#### Directions:
Output the line containing "Enumerate this screenshot's" and all subsequent lines of the listing below, copied exactly, with no other lines.

[Records shown start]

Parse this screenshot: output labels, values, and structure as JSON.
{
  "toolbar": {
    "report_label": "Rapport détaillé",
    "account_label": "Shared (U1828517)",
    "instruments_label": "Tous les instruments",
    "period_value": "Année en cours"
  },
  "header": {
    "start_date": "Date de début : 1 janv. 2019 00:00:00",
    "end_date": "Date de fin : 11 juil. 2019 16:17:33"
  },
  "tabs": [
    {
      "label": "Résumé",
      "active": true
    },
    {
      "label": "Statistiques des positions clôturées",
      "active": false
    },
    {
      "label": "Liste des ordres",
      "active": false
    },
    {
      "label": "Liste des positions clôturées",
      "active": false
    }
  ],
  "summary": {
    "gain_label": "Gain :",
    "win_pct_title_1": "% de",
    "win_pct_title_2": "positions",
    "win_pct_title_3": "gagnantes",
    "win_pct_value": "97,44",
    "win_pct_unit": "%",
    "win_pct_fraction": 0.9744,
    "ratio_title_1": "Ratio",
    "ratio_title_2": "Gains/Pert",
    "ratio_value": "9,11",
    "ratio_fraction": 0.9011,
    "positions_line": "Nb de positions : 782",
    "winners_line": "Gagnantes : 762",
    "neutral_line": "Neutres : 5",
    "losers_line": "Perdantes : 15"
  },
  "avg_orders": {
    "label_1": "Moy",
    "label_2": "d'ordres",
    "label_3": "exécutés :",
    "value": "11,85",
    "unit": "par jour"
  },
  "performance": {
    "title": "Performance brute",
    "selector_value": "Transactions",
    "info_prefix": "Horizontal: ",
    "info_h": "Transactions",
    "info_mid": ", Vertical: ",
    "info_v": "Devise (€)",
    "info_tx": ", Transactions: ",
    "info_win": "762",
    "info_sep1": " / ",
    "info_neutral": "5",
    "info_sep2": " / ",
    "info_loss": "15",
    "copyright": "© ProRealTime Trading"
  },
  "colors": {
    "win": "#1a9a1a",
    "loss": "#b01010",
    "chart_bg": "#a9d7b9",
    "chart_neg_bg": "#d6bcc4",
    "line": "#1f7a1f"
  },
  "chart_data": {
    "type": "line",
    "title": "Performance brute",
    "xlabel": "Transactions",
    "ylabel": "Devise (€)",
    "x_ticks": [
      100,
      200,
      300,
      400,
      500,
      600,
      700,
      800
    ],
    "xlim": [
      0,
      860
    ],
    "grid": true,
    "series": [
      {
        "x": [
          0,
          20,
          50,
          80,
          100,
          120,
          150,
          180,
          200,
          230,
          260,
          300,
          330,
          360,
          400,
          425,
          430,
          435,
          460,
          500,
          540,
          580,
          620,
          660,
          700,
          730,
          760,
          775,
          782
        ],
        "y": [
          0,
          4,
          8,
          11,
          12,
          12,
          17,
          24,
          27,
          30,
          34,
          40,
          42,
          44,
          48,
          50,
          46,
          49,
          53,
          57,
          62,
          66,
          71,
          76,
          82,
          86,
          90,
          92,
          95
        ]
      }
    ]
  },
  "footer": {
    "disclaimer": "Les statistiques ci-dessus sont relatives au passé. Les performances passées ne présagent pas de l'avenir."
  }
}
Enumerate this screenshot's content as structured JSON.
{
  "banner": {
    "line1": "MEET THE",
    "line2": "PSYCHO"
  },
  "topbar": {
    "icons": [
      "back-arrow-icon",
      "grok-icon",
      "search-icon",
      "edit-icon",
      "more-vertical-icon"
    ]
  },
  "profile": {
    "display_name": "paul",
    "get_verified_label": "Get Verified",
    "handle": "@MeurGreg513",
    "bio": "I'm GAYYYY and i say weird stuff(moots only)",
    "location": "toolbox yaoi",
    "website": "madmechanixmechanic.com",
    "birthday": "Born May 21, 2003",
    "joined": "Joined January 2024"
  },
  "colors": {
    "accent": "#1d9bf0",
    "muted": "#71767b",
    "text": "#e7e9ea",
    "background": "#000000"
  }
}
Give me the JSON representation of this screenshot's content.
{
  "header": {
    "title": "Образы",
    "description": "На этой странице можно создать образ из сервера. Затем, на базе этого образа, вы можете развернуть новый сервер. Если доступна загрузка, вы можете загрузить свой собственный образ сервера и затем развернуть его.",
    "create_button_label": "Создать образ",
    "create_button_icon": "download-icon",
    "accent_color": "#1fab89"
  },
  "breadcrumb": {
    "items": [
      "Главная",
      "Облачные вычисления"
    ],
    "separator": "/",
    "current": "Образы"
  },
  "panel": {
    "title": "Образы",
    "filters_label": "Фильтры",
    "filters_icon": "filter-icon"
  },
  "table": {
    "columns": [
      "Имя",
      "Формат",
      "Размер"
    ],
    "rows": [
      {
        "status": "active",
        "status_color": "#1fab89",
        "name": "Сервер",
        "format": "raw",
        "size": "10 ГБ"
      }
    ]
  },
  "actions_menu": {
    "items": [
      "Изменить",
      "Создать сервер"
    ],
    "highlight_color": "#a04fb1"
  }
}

[Records shown end]

#### Result:
Enumerate this screenshot's content as structured JSON.
{
  "banner": {
    "line1": "MEET THE",
    "line2": "PSYCHO"
  },
  "topbar": {
    "icons": [
      "back-arrow-icon",
      "grok-icon",
      "search-icon",
      "edit-icon",
      "more-vertical-icon"
    ]
  },
  "profile": {
    "display_name": "paul",
    "get_verified_label": "Get Verified",
    "handle": "@MeurGreg513",
    "bio": "I'm GAYYYY and i say weird stuff(moots only)",
    "location": "toolbox yaoi",
    "website": "madmechanixmechanic.com",
    "birthday": "Born May 21, 2003",
    "joined": "Joined January 2024"
  },
  "colors": {
    "accent": "#1d9bf0",
    "muted": "#71767b",
    "text": "#e7e9ea",
    "background": "#000000"
  }
}
Give me the JSON representation of this screenshot's content.
{
  "header": {
    "title": "Образы",
    "description": "На этой странице можно создать образ из сервера. Затем, на базе этого образа, вы можете развернуть новый сервер. Если доступна загрузка, вы можете загрузить свой собственный образ сервера и затем развернуть его.",
    "create_button_label": "Создать образ",
    "create_button_icon": "download-icon",
    "accent_color": "#1fab89"
  },
  "breadcrumb": {
    "items": [
      "Главная",
      "Облачные вычисления"
    ],
    "separator": "/",
    "current": "Образы"
  },
  "panel": {
    "title": "Образы",
    "filters_label": "Фильтры",
    "filters_icon": "filter-icon"
  },
  "table": {
    "columns": [
      "Имя",
      "Формат",
      "Размер"
    ],
    "rows": [
      {
        "status": "active",
        "status_color": "#1fab89",
        "name": "Сервер",
        "format": "raw",
        "size": "10 ГБ"
      }
    ]
  },
  "actions_menu": {
    "items": [
      "Изменить",
      "Создать сервер"
    ],
    "highlight_color": "#a04fb1"
  }
}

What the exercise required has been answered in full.